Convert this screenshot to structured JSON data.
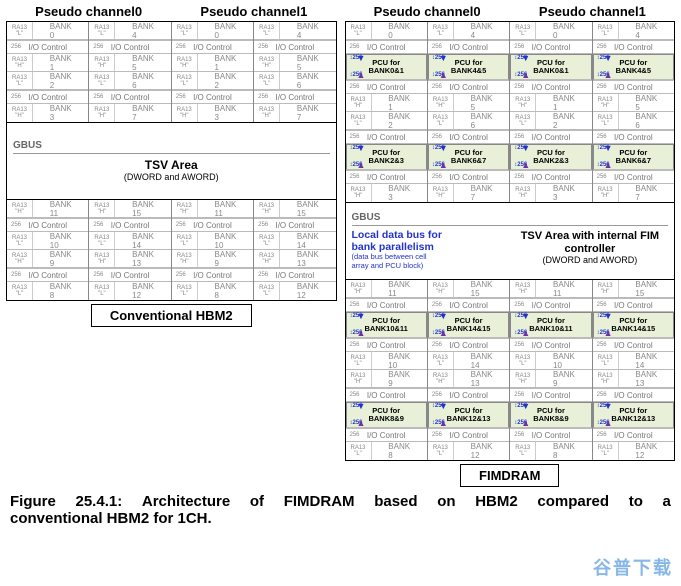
{
  "headers": {
    "pc0": "Pseudo channel0",
    "pc1": "Pseudo channel1"
  },
  "ra_top": "RA13",
  "ra_h": "\"H\"",
  "ra_l": "\"L\"",
  "io_label": "I/O Control",
  "io_num": "256",
  "bgbus": "BG BUS",
  "banks_top": [
    [
      "0",
      "4",
      "0",
      "4"
    ],
    [
      "1",
      "5",
      "1",
      "5"
    ],
    [
      "2",
      "6",
      "2",
      "6"
    ],
    [
      "3",
      "7",
      "3",
      "7"
    ]
  ],
  "banks_bottom": [
    [
      "11",
      "15",
      "11",
      "15"
    ],
    [
      "10",
      "14",
      "10",
      "14"
    ],
    [
      "9",
      "13",
      "9",
      "13"
    ],
    [
      "8",
      "12",
      "8",
      "12"
    ]
  ],
  "pcu_top": [
    [
      "BANK0&1",
      "BANK4&5",
      "BANK0&1",
      "BANK4&5"
    ],
    [
      "BANK2&3",
      "BANK6&7",
      "BANK2&3",
      "BANK6&7"
    ]
  ],
  "pcu_bottom": [
    [
      "BANK10&11",
      "BANK14&15",
      "BANK10&11",
      "BANK14&15"
    ],
    [
      "BANK8&9",
      "BANK12&13",
      "BANK8&9",
      "BANK12&13"
    ]
  ],
  "pcu_prefix": "PCU for",
  "pcu_num": "256",
  "gbus": "GBUS",
  "tsv_left": {
    "title": "TSV Area",
    "sub": "(DWORD and AWORD)"
  },
  "tsv_right": {
    "local1": "Local data bus for",
    "local2": "bank parallelism",
    "local3": "(data bus between cell",
    "local4": "array and PCU block)",
    "title": "TSV Area with internal FIM controller",
    "sub": "(DWORD and AWORD)"
  },
  "label_left": "Conventional HBM2",
  "label_right": "FIMDRAM",
  "caption_l1_words": [
    "Figure",
    "25.4.1:",
    "Architecture",
    "of",
    "FIMDRAM",
    "based",
    "on",
    "HBM2",
    "compared",
    "to",
    "a"
  ],
  "caption_l2": "conventional HBM2 for 1CH.",
  "watermark": "谷普下载",
  "colors": {
    "pcu_bg": "#e8f0d8",
    "link_blue": "#2233cc",
    "purple": "#7030a0",
    "grey": "#888888"
  }
}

★ ★ ★ ★ ★ ★ ★

**Task requirements**. Copy every single line of the material above that holds "Area".

**Reply**.
    "title": "TSV Area",
    "title": "TSV Area with internal FIM controller",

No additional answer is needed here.